* _Dataset records_:
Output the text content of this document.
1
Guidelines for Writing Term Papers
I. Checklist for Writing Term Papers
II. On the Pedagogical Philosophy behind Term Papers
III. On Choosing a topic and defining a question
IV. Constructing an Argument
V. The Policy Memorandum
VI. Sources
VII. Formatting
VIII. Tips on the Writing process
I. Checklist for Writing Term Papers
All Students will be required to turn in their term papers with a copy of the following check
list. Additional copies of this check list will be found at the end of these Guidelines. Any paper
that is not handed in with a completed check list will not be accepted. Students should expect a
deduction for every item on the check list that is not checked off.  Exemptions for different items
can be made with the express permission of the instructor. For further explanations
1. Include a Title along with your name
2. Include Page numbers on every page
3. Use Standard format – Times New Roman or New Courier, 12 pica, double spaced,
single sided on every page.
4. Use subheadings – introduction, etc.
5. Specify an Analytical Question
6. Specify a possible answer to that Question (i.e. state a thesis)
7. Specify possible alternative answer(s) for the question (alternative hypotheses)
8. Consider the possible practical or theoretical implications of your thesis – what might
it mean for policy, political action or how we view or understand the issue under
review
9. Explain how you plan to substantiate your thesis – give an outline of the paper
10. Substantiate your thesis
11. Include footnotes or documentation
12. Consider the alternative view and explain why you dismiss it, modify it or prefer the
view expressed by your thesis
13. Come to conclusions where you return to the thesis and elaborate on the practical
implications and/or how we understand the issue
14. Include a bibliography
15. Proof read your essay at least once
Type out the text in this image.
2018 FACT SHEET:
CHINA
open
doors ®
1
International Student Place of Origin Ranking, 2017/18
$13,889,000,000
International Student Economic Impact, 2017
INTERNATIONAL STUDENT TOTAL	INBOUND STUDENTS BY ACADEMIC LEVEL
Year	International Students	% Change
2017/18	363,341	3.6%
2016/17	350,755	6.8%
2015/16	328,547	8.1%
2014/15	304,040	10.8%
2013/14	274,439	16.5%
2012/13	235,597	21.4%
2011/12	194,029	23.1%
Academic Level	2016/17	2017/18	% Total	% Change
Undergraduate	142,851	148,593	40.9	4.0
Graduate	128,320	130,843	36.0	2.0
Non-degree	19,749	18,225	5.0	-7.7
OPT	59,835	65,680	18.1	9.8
...
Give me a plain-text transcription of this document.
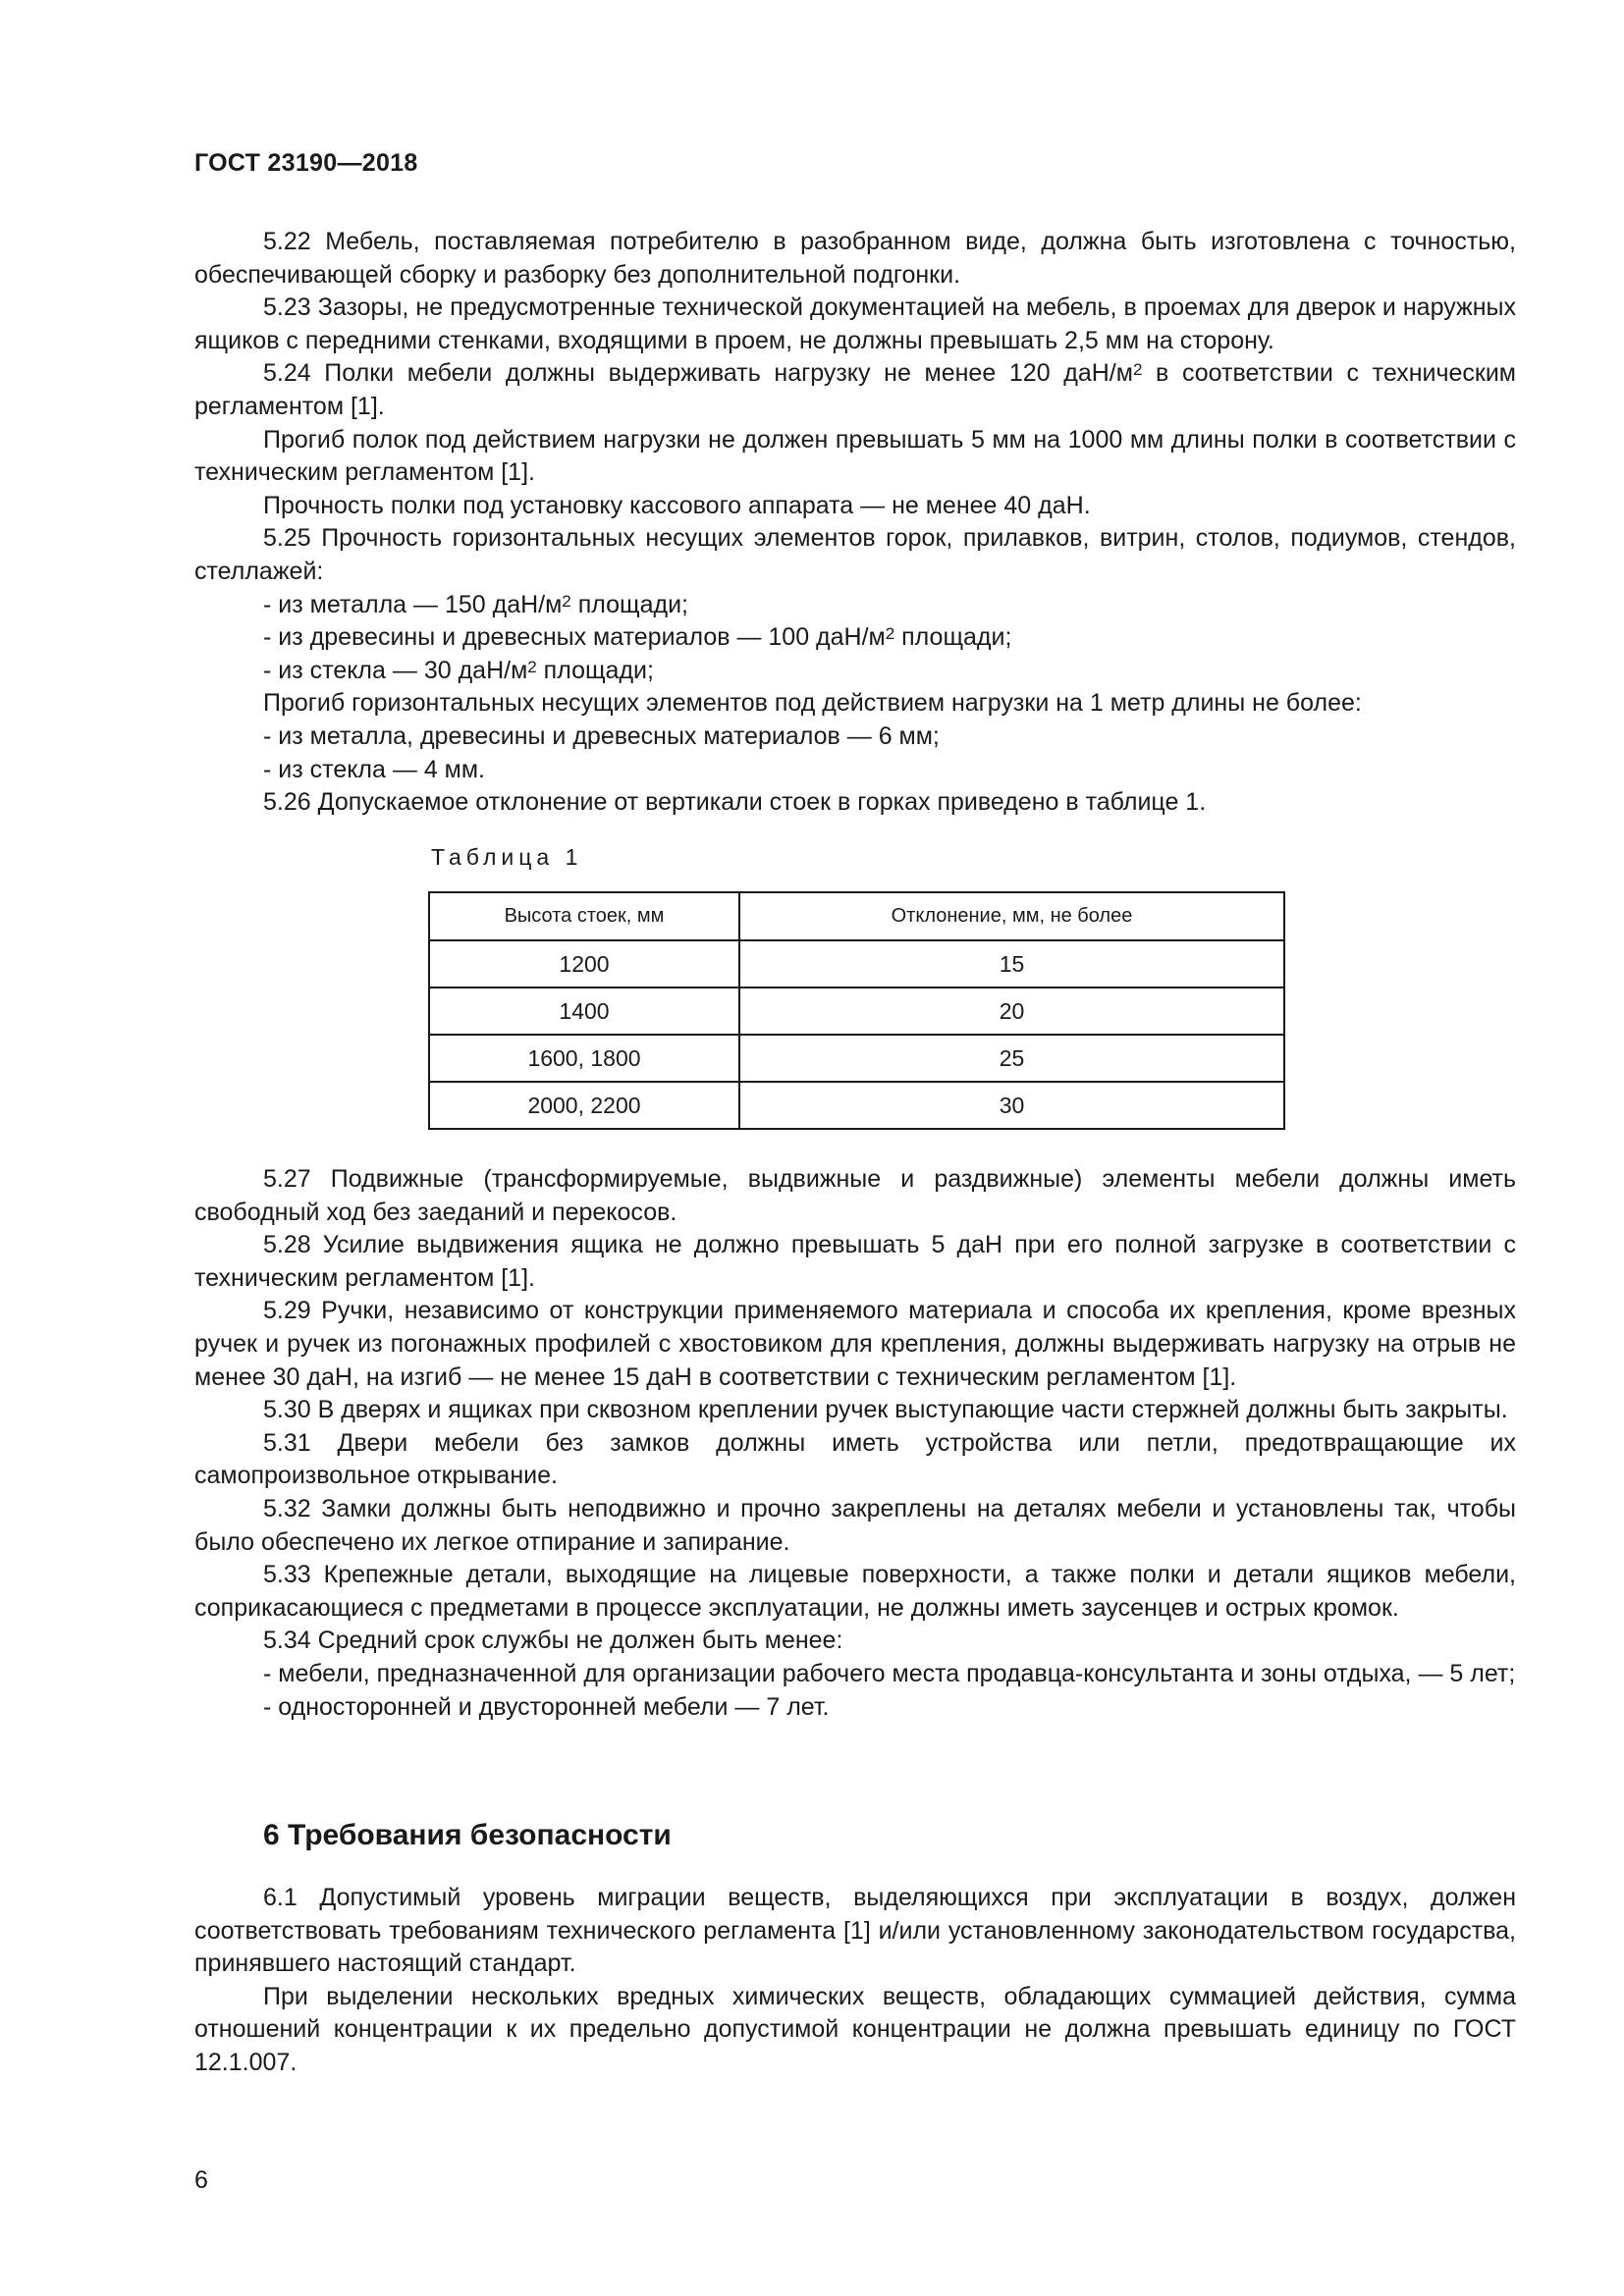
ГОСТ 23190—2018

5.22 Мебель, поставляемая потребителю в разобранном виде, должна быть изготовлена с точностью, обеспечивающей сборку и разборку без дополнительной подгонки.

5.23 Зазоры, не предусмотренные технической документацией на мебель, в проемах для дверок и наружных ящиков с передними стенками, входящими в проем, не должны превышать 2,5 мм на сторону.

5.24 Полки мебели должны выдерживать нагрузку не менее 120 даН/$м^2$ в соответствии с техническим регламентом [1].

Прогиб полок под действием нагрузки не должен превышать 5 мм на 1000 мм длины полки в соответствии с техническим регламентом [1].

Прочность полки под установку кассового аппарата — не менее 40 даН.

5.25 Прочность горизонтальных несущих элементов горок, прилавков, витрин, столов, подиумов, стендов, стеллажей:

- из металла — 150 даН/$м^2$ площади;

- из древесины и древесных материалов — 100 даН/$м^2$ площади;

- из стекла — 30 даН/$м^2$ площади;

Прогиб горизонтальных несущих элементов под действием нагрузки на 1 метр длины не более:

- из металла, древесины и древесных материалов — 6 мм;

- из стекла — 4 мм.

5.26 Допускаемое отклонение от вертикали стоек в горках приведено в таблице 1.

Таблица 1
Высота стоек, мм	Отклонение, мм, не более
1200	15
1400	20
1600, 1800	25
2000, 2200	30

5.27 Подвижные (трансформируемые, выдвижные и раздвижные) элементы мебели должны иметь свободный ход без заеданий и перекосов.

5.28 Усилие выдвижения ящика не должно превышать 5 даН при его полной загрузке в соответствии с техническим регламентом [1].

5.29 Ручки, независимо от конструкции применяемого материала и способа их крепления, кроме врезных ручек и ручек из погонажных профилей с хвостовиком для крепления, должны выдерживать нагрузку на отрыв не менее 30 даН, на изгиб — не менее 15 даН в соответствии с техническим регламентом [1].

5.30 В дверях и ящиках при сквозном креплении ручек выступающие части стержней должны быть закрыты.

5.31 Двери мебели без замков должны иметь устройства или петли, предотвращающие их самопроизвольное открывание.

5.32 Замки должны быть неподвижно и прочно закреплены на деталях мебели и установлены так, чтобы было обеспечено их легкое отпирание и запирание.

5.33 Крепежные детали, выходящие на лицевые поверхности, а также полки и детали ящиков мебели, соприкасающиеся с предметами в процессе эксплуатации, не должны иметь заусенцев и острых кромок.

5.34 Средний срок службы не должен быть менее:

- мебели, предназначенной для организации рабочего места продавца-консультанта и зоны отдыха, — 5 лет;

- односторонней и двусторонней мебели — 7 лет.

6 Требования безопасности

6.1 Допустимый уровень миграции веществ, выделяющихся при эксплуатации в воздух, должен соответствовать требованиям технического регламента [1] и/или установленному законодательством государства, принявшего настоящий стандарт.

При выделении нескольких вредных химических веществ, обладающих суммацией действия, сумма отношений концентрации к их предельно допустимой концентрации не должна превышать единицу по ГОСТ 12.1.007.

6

* _What you will do_:
Extract each line holding the string "мебели".

* _Complete response_:
5.24 Полки мебели должны выдерживать нагрузку не менее 120 даН/$м^2$ в соответствии с техническим регламентом [1].
5.27 Подвижные (трансформируемые, выдвижные и раздвижные) элементы мебели должны иметь свободный ход без заеданий и перекосов.
5.31 Двери мебели без замков должны иметь устройства или петли, предотвращающие их самопроизвольное открывание.
5.32 Замки должны быть неподвижно и прочно закреплены на деталях мебели и установлены так, чтобы было обеспечено их легкое отпирание и запирание.
5.33 Крепежные детали, выходящие на лицевые поверхности, а также полки и детали ящиков мебели, соприкасающиеся с предметами в процессе эксплуатации, не должны иметь заусенцев и острых кромок.
- мебели, предназначенной для организации рабочего места продавца-консультанта и зоны отдыха, — 5 лет;
- односторонней и двусторонней мебели — 7 лет.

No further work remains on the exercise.